• _Stated problem_: Count how many lines of the data below contain the string "process"; the reply should be that number alone.

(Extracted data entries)
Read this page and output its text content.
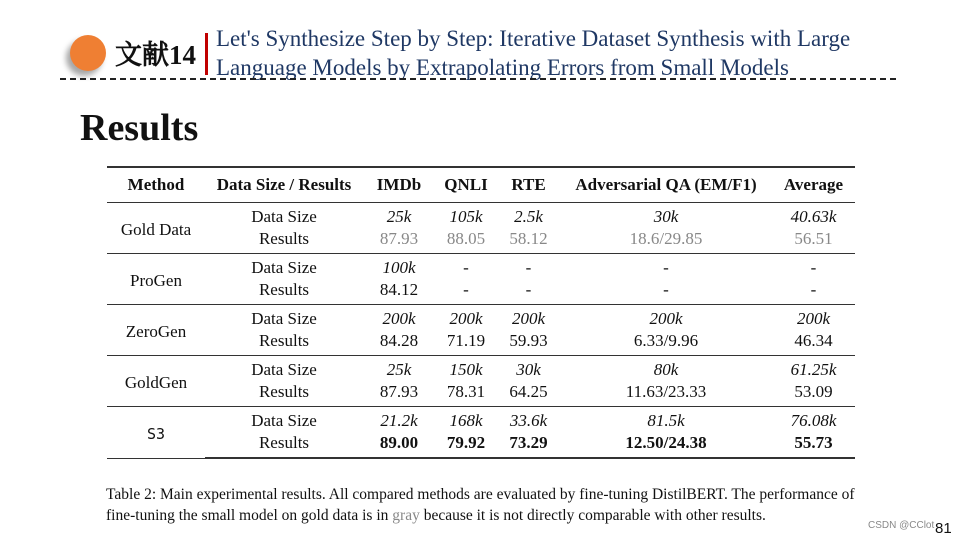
文献14
Let's Synthesize Step by Step: Iterative Dataset Synthesis with Large
Language Models by Extrapolating Errors from Small Models
Results
Method	Data Size / Results	IMDb	QNLI	RTE	Adversarial QA (EM/F1)	Average
Gold Data	Data Size	25k	105k	2.5k	30k	40.63k
	Results	87.93	88.05	58.12	18.6/29.85	56.51
ProGen	Data Size	100k	-	-	-	-
	Results	84.12	-	-	-	-
ZeroGen	Data Size	200k	200k	200k	200k	200k
	Results	84.28	71.19	59.93	6.33/9.96	46.34
GoldGen	Data Size	25k	150k	30k	80k	61.25k
	Results	87.93	78.31	64.25	11.63/23.33	53.09
S3	Data Size	21.2k	168k	33.6k	81.5k	76.08k
	Results	89.00	79.92	73.29	12.50/24.38	55.73
Table 2: Main experimental results. All compared methods are evaluated by fine-tuning DistilBERT. The performance of fine-tuning the small model on gold data is in gray because it is not directly comparable with other results.
CSDN @CClot 81
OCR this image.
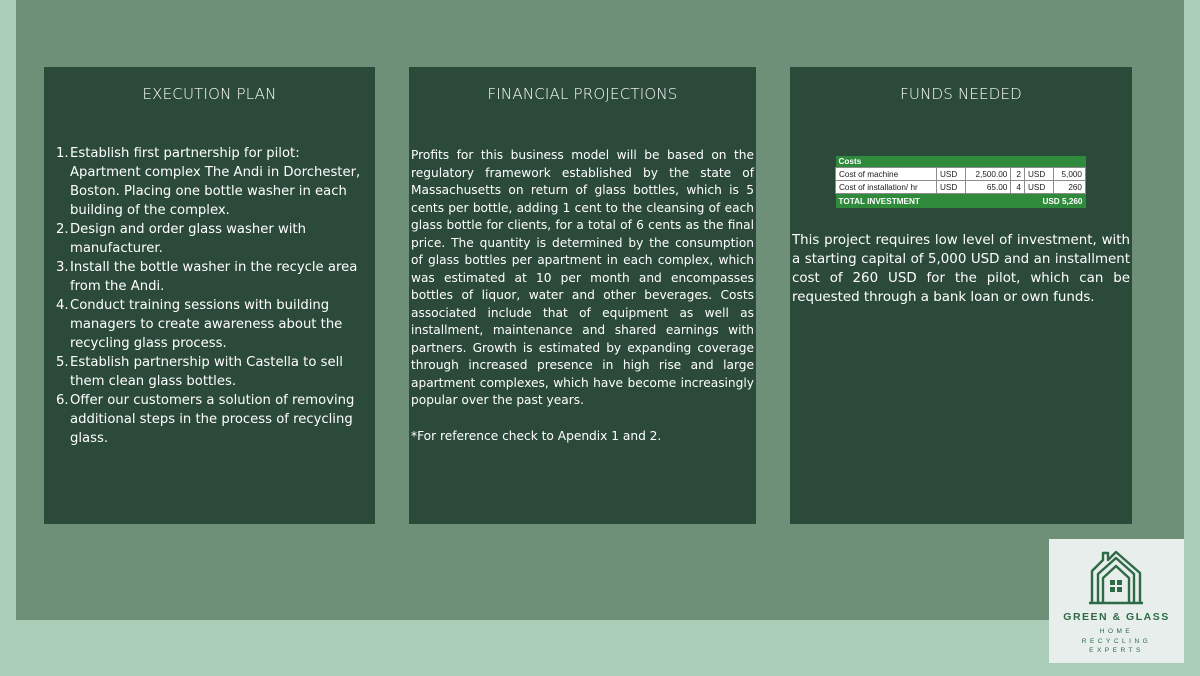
EXECUTION PLAN
1. Establish first partnership for pilot: Apartment complex The Andi in Dorchester, Boston. Placing one bottle washer in each building of the complex.
2. Design and order glass washer with manufacturer.
3. Install the bottle washer in the recycle area from the Andi.
4. Conduct training sessions with building managers to create awareness about the recycling glass process.
5. Establish partnership with Castella to sell them clean glass bottles.
6. Offer our customers a solution of removing additional steps in the process of recycling glass.
FINANCIAL PROJECTIONS

Profits for this business model will be based on the regulatory framework established by the state of Massachusetts on return of glass bottles, which is 5 cents per bottle, adding 1 cent to the cleansing of each glass bottle for clients, for a total of 6 cents as the final price. The quantity is determined by the consumption of glass bottles per apartment in each complex, which was estimated at 10 per month and encompasses bottles of liquor, water and other beverages. Costs associated include that of equipment as well as installment, maintenance and shared earnings with partners. Growth is estimated by expanding coverage through increased presence in high rise and large apartment complexes, which have become increasingly popular over the past years.

*For reference check to Apendix 1 and 2.

FUNDS NEEDED
Costs					
Cost of machine	USD	2,500.00	2	USD	5,000
Cost of installation/ hr	USD	65.00	4	USD	260
TOTAL INVESTMENT				USD 5,260	

This project requires low level of investment, with a starting capital of 5,000 USD and an installment cost of 260 USD for the pilot, which can be requested through a bank loan or own funds.

GREEN & GLASS
HOME
RECYCLING
EXPERTS
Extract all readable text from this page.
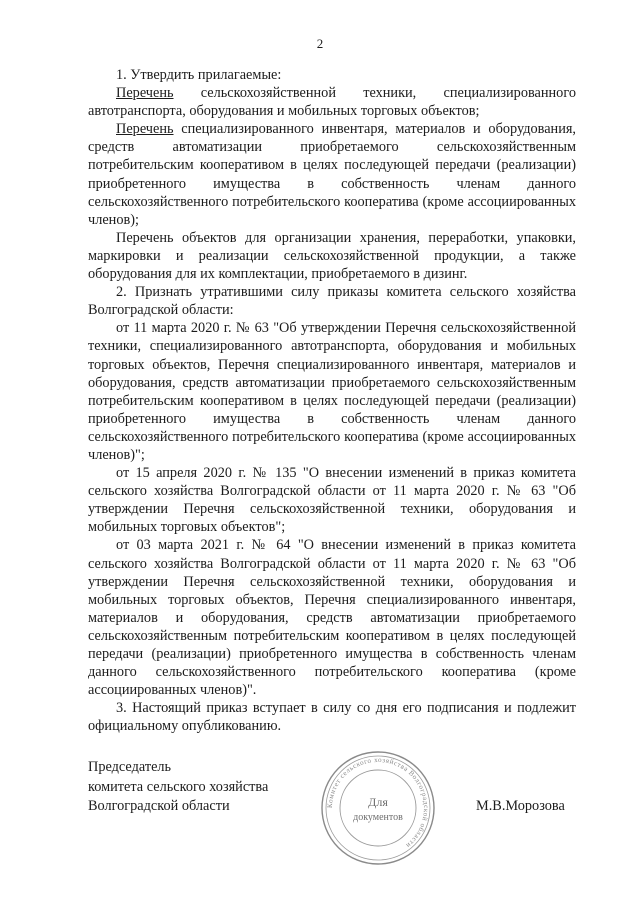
2

1. Утвердить прилагаемые:

Перечень сельскохозяйственной техники, специализированного автотранспорта, оборудования и мобильных торговых объектов;

Перечень специализированного инвентаря, материалов и оборудования, средств автоматизации приобретаемого сельскохозяйственным потребительским кооперативом в целях последующей передачи (реализации) приобретенного имущества в собственность членам данного сельскохозяйственного потребительского кооператива (кроме ассоциированных членов);

Перечень объектов для организации хранения, переработки, упаковки, маркировки и реализации сельскохозяйственной продукции, а также оборудования для их комплектации, приобретаемого в дизинг.

2. Признать утратившими силу приказы комитета сельского хозяйства Волгоградской области:

от 11 марта 2020 г. № 63 "Об утверждении Перечня сельскохозяйственной техники, специализированного автотранспорта, оборудования и мобильных торговых объектов, Перечня специализированного инвентаря, материалов и оборудования, средств автоматизации приобретаемого сельскохозяйственным потребительским кооперативом в целях последующей передачи (реализации) приобретенного имущества в собственность членам данного сельскохозяйственного потребительского кооператива (кроме ассоциированных членов)";

от 15 апреля 2020 г. № 135 "О внесении изменений в приказ комитета сельского хозяйства Волгоградской области от 11 марта 2020 г. № 63 "Об утверждении Перечня сельскохозяйственной техники, оборудования и мобильных торговых объектов";

от 03 марта 2021 г. № 64 "О внесении изменений в приказ комитета сельского хозяйства Волгоградской области от 11 марта 2020 г. № 63 "Об утверждении Перечня сельскохозяйственной техники, оборудования и мобильных торговых объектов, Перечня специализированного инвентаря, материалов и оборудования, средств автоматизации приобретаемого сельскохозяйственным потребительским кооперативом в целях последующей передачи (реализации) приобретенного имущества в собственность членам данного сельскохозяйственного потребительского кооператива (кроме ассоциированных членов)".

3. Настоящий приказ вступает в силу со дня его подписания и подлежит официальному опубликованию.

Председатель
комитета сельского хозяйства
Волгоградской области	Комитет сельского хозяйства Волгоградской области
Для
документов
М.В.Морозова
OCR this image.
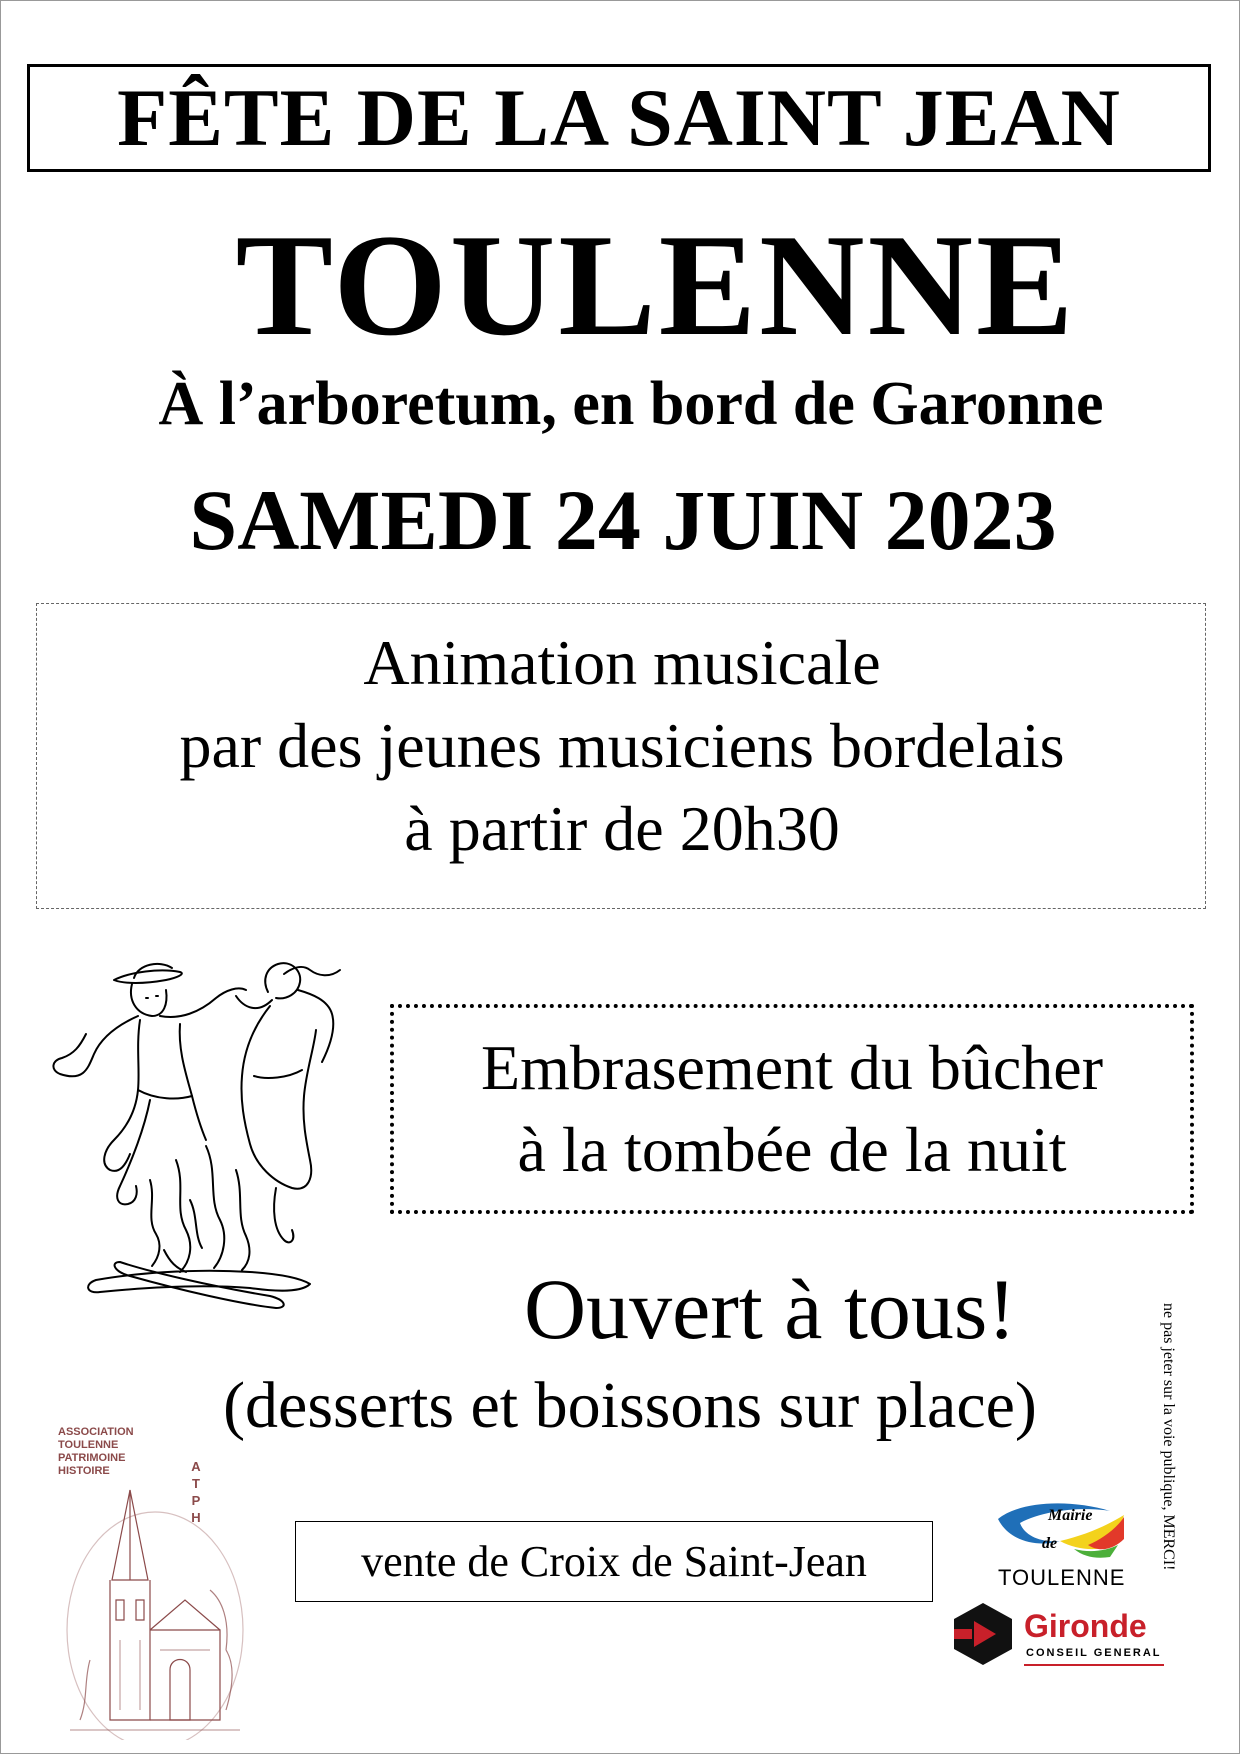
FÊTE DE LA SAINT JEAN
TOULENNE
À l’arboretum, en bord de Garonne
SAMEDI 24 JUIN 2023
Animation musicale
par des jeunes musiciens bordelais
à partir de 20h30
Embrasement du bûcher
à la tombée de la nuit
Ouvert à tous!
(desserts et boissons sur place)
ASSOCIATION
TOULENNE
PATRIMOINE
HISTOIRE	A
T
P
H
vente de Croix de Saint-Jean
Mairie
de
TOULENNE
Gironde
CONSEIL GENERAL
ne pas jeter sur la voie publique, MERCI!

• _Reply to the task_: 2